What the task asks. Repeat the material verbatim and drop the pictures.

——

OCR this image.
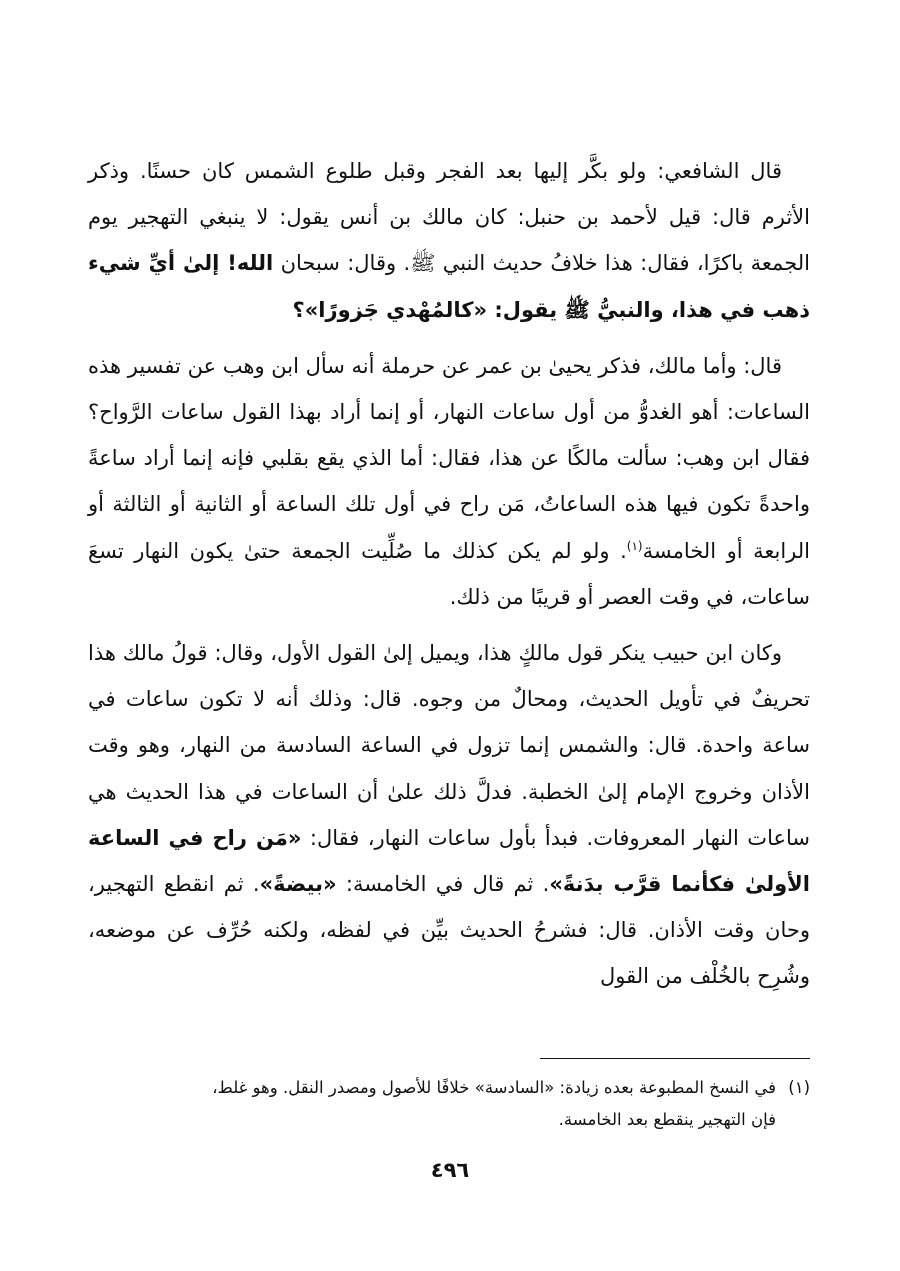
قال الشافعي: ولو بكَّر إليها بعد الفجر وقبل طلوع الشمس كان حسنًا. وذكر الأثرم قال: قيل لأحمد بن حنبل: كان مالك بن أنس يقول: لا ينبغي التهجير يوم الجمعة باكرًا، فقال: هذا خلافُ حديث النبي ﷺ. وقال: سبحان الله! إلىٰ أيِّ شيء ذهب في هذا، والنبيُّ ﷺ يقول: «كالمُهْدي جَزورًا»؟

قال: وأما مالك، فذكر يحيىٰ بن عمر عن حرملة أنه سأل ابن وهب عن تفسير هذه الساعات: أهو الغدوُّ من أول ساعات النهار، أو إنما أراد بهذا القول ساعات الرَّواح؟ فقال ابن وهب: سألت مالكًا عن هذا، فقال: أما الذي يقع بقلبي فإنه إنما أراد ساعةً واحدةً تكون فيها هذه الساعاتُ، مَن راح في أول تلك الساعة أو الثانية أو الثالثة أو الرابعة أو الخامسة$^{(١)}$. ولو لم يكن كذلك ما صُلِّيت الجمعة حتىٰ يكون النهار تسعَ ساعات، في وقت العصر أو قريبًا من ذلك.

وكان ابن حبيب ينكر قول مالكٍ هذا، ويميل إلىٰ القول الأول، وقال: قولُ مالك هذا تحريفٌ في تأويل الحديث، ومحالٌ من وجوه. قال: وذلك أنه لا تكون ساعات في ساعة واحدة. قال: والشمس إنما تزول في الساعة السادسة من النهار، وهو وقت الأذان وخروج الإمام إلىٰ الخطبة. فدلَّ ذلك علىٰ أن الساعات في هذا الحديث هي ساعات النهار المعروفات. فبدأ بأول ساعات النهار، فقال: «مَن راح في الساعة الأولىٰ فكأنما قرَّب بدَنةً». ثم قال في الخامسة: «بيضةً». ثم انقطع التهجير، وحان وقت الأذان. قال: فشرحُ الحديث بيِّن في لفظه، ولكنه حُرِّف عن موضعه، وشُرِح بالخُلْف من القول

(١)في النسخ المطبوعة بعده زيادة: «السادسة» خلافًا للأصول ومصدر النقل. وهو غلط،
فإن التهجير ينقطع بعد الخامسة.
٤٩٦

——

Response.
OCR this image.
قال الشافعي: ولو بكَّر إليها بعد الفجر وقبل طلوع الشمس كان حسنًا. وذكر الأثرم قال: قيل لأحمد بن حنبل: كان مالك بن أنس يقول: لا ينبغي التهجير يوم الجمعة باكرًا، فقال: هذا خلافُ حديث النبي ﷺ. وقال: سبحان الله! إلىٰ أيِّ شيء ذهب في هذا، والنبيُّ ﷺ يقول: «كالمُهْدي جَزورًا»؟

قال: وأما مالك، فذكر يحيىٰ بن عمر عن حرملة أنه سأل ابن وهب عن تفسير هذه الساعات: أهو الغدوُّ من أول ساعات النهار، أو إنما أراد بهذا القول ساعات الرَّواح؟ فقال ابن وهب: سألت مالكًا عن هذا، فقال: أما الذي يقع بقلبي فإنه إنما أراد ساعةً واحدةً تكون فيها هذه الساعاتُ، مَن راح في أول تلك الساعة أو الثانية أو الثالثة أو الرابعة أو الخامسة$^{(١)}$. ولو لم يكن كذلك ما صُلِّيت الجمعة حتىٰ يكون النهار تسعَ ساعات، في وقت العصر أو قريبًا من ذلك.

وكان ابن حبيب ينكر قول مالكٍ هذا، ويميل إلىٰ القول الأول، وقال: قولُ مالك هذا تحريفٌ في تأويل الحديث، ومحالٌ من وجوه. قال: وذلك أنه لا تكون ساعات في ساعة واحدة. قال: والشمس إنما تزول في الساعة السادسة من النهار، وهو وقت الأذان وخروج الإمام إلىٰ الخطبة. فدلَّ ذلك علىٰ أن الساعات في هذا الحديث هي ساعات النهار المعروفات. فبدأ بأول ساعات النهار، فقال: «مَن راح في الساعة الأولىٰ فكأنما قرَّب بدَنةً». ثم قال في الخامسة: «بيضةً». ثم انقطع التهجير، وحان وقت الأذان. قال: فشرحُ الحديث بيِّن في لفظه، ولكنه حُرِّف عن موضعه، وشُرِح بالخُلْف من القول

(١)في النسخ المطبوعة بعده زيادة: «السادسة» خلافًا للأصول ومصدر النقل. وهو غلط،
فإن التهجير ينقطع بعد الخامسة.
٤٩٦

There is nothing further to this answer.